THE REQUEST. Pull every line that holds the word "save" from the entries.

Entries taken from a collection.
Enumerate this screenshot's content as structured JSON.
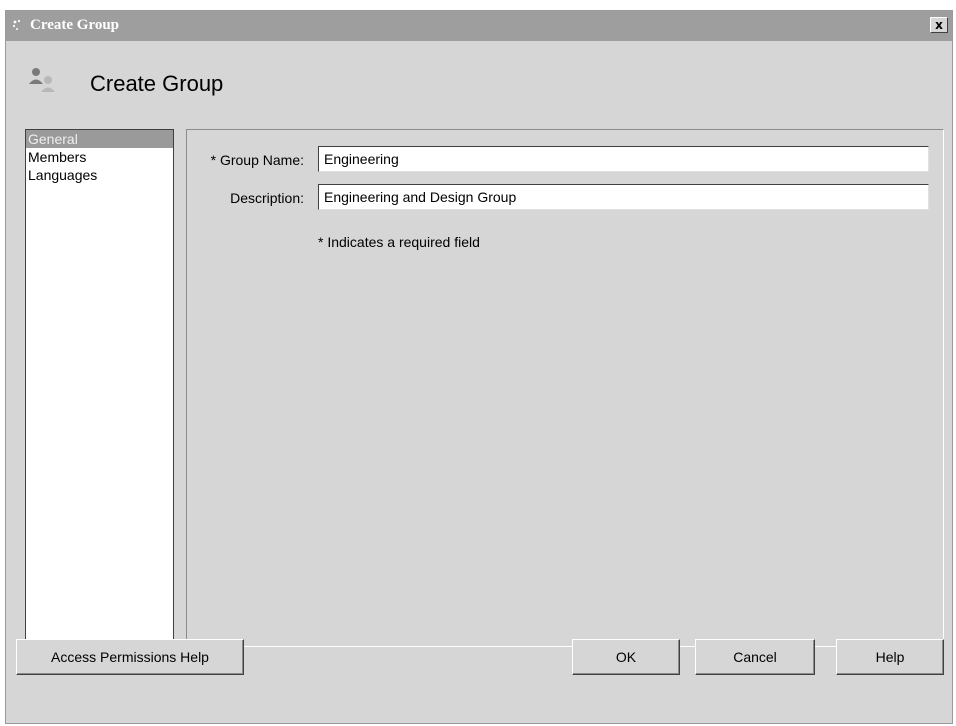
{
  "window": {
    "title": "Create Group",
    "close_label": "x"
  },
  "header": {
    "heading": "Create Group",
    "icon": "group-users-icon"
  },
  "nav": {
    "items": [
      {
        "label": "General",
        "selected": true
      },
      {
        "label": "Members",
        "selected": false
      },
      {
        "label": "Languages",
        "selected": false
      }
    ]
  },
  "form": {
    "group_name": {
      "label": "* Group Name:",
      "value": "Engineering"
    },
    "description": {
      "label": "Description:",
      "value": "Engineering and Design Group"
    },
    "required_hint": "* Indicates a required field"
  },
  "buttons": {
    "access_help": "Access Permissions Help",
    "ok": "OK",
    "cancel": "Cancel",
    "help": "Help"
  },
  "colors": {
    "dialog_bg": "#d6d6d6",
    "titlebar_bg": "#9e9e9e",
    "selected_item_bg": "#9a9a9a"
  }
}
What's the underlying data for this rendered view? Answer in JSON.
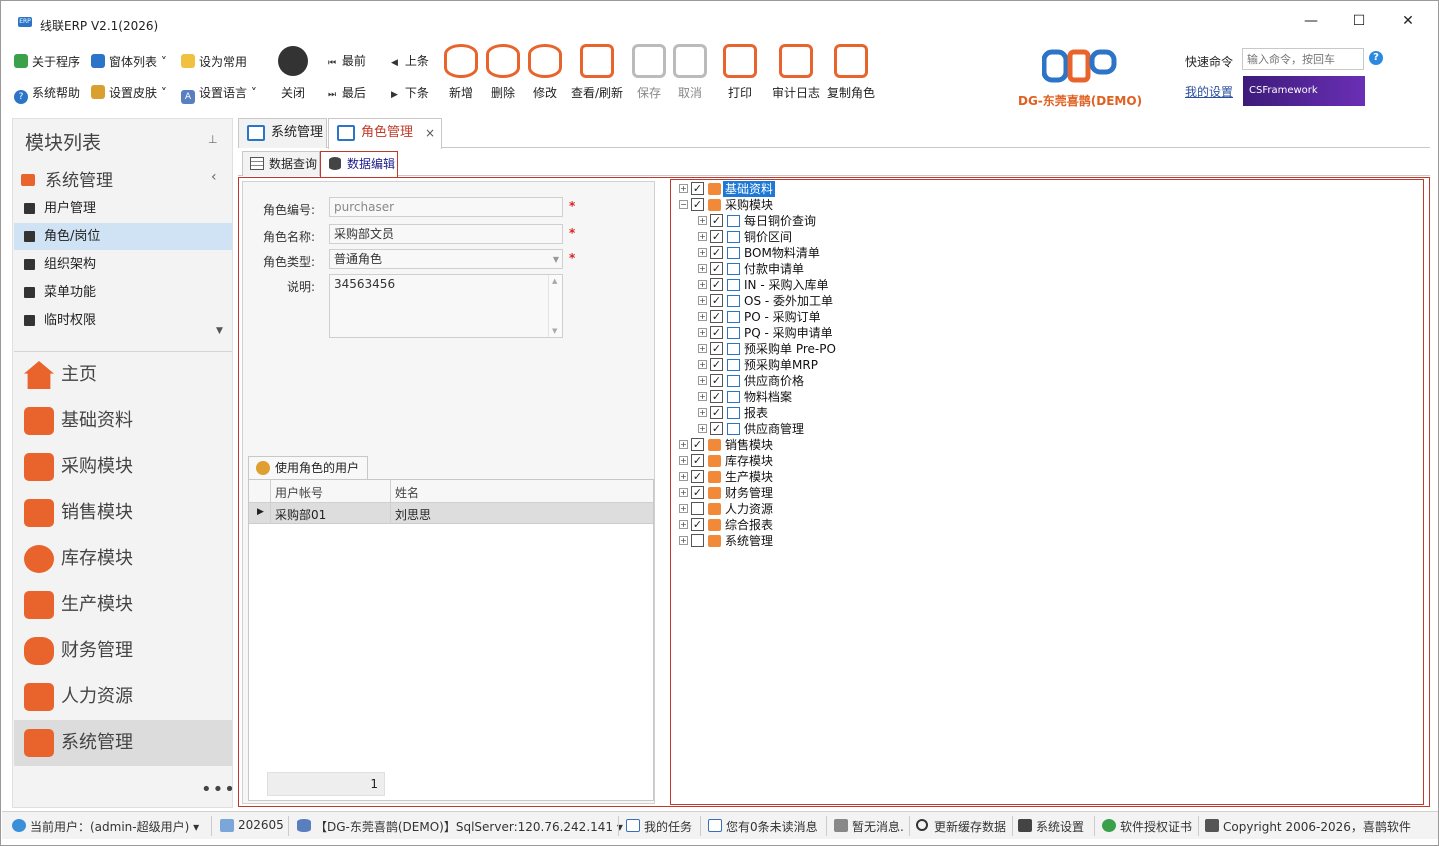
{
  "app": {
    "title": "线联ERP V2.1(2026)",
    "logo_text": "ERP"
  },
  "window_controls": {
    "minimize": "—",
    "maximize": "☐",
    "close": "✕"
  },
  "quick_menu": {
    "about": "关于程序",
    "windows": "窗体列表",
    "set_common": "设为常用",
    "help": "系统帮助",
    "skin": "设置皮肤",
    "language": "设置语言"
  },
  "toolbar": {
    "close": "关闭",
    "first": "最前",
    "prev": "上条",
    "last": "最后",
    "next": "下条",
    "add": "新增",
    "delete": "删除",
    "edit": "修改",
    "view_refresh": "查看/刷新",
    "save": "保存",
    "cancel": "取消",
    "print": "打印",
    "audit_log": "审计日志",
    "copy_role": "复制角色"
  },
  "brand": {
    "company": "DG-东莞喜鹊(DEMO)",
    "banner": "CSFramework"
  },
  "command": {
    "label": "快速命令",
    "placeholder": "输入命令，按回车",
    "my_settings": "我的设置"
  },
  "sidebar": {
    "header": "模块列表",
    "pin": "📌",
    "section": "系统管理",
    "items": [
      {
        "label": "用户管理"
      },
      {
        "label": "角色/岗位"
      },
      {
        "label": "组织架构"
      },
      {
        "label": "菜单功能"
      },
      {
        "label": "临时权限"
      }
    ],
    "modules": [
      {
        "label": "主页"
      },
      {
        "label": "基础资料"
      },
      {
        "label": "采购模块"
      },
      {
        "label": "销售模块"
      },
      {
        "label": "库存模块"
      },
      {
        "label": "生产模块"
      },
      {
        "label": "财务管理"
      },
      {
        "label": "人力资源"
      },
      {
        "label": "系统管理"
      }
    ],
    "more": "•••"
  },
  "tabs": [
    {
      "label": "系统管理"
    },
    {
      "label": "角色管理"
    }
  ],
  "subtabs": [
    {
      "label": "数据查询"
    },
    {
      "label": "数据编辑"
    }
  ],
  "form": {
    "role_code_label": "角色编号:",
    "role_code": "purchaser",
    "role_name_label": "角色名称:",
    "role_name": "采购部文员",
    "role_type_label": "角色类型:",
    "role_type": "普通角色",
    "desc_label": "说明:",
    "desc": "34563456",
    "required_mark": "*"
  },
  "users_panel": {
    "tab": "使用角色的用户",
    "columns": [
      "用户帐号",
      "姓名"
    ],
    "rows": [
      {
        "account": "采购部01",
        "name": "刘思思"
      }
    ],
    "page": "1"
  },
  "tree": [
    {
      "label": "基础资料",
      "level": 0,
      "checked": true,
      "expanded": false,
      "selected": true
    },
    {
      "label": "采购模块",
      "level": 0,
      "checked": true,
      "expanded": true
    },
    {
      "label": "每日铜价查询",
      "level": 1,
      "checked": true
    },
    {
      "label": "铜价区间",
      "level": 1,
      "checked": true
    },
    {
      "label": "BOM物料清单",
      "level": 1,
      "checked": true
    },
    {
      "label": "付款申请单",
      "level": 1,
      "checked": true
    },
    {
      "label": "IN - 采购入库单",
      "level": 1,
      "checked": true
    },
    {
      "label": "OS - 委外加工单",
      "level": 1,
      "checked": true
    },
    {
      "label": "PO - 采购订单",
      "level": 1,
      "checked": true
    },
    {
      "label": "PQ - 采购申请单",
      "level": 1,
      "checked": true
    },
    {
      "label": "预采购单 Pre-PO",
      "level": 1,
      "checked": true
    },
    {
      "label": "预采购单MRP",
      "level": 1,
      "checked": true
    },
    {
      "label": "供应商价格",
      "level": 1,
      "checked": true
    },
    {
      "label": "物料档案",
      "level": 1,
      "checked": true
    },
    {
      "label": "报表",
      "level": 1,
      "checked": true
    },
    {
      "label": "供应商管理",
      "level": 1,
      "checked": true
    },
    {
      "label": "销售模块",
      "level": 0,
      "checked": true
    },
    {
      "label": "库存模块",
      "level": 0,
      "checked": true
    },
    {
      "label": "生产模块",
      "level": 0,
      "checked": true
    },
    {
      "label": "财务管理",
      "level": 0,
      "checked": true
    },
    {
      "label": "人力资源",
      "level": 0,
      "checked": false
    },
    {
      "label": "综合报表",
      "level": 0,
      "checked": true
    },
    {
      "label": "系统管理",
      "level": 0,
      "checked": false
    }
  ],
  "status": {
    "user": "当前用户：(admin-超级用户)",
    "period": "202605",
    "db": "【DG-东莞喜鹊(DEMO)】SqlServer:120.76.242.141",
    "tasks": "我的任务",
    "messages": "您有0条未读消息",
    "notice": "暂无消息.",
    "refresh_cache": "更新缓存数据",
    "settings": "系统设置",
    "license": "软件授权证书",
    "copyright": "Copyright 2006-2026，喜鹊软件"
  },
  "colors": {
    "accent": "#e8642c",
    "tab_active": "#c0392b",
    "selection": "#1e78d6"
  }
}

---

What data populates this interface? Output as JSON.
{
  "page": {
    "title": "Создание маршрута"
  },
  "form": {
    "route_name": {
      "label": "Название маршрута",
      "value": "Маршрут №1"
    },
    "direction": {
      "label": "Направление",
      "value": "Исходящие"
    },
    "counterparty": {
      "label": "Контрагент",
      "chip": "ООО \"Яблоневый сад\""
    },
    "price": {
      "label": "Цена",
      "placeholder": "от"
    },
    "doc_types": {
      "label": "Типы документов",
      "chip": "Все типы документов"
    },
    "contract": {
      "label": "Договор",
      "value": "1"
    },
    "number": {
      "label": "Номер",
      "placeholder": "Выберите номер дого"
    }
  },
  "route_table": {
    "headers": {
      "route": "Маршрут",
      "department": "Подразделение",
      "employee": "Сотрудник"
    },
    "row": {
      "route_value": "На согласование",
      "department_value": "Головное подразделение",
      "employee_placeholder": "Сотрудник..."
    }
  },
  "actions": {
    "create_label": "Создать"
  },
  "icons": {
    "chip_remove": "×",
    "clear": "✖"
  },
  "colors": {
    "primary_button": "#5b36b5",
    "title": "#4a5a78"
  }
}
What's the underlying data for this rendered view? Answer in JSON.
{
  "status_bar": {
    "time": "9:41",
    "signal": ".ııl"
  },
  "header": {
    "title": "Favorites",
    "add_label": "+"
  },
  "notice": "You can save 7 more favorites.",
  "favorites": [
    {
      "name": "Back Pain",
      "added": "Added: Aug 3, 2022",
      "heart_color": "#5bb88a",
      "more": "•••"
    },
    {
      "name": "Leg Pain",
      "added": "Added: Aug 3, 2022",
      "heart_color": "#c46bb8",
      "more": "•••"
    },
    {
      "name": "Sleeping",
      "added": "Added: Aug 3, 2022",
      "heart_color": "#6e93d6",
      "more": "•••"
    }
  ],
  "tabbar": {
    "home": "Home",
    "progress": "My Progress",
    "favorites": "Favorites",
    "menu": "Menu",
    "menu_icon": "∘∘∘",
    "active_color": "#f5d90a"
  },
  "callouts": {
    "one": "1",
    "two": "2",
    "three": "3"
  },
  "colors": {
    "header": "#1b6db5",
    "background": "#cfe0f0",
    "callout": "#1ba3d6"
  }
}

RIGHT ANSWER.
    "save": "保存",
  "notice": "You can save 7 more favorites.",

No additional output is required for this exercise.